'''

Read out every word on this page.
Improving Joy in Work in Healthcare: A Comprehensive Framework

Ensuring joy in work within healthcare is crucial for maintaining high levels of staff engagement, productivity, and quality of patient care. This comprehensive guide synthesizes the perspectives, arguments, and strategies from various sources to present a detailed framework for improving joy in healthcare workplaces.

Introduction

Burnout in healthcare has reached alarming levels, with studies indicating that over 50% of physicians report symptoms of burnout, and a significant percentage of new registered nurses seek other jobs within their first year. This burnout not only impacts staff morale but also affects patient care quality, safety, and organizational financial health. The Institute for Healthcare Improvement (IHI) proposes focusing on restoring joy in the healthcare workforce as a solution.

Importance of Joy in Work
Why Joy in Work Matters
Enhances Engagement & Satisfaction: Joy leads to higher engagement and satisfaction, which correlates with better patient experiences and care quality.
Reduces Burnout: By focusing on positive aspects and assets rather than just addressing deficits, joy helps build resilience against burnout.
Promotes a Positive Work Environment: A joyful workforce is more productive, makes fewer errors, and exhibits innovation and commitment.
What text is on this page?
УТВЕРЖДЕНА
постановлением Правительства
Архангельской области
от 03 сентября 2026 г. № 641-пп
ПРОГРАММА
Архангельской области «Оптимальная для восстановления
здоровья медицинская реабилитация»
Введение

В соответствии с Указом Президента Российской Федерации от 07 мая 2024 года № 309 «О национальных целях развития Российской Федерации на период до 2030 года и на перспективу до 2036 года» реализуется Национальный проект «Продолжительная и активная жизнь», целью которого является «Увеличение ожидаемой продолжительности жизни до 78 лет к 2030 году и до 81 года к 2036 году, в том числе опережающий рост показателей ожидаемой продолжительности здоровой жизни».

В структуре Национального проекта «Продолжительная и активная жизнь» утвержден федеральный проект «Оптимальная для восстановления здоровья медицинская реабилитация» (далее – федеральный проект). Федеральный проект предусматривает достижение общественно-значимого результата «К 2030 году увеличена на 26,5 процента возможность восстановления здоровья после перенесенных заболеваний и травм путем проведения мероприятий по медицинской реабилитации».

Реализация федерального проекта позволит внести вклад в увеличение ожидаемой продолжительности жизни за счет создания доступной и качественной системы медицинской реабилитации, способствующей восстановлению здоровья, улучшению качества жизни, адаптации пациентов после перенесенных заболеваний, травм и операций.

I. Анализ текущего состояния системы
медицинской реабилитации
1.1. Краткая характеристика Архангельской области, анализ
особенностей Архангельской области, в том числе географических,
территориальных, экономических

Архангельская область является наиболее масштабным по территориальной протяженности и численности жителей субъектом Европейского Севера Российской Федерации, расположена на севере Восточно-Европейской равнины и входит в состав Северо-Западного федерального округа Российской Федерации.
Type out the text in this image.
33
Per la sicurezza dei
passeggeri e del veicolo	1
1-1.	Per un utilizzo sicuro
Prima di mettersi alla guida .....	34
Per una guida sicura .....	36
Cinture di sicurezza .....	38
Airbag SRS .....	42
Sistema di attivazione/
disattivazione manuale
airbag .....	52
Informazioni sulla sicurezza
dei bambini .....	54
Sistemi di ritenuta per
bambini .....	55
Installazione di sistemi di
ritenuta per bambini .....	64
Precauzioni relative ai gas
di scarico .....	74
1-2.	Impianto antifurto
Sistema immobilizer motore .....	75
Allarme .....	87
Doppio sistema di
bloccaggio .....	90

'''

→ **TASK TO COMPLETE**: Nothing but a number is needed here: how many lines hold the string "Burnout"?

→ **RESPONSE TO THE TASK**: 2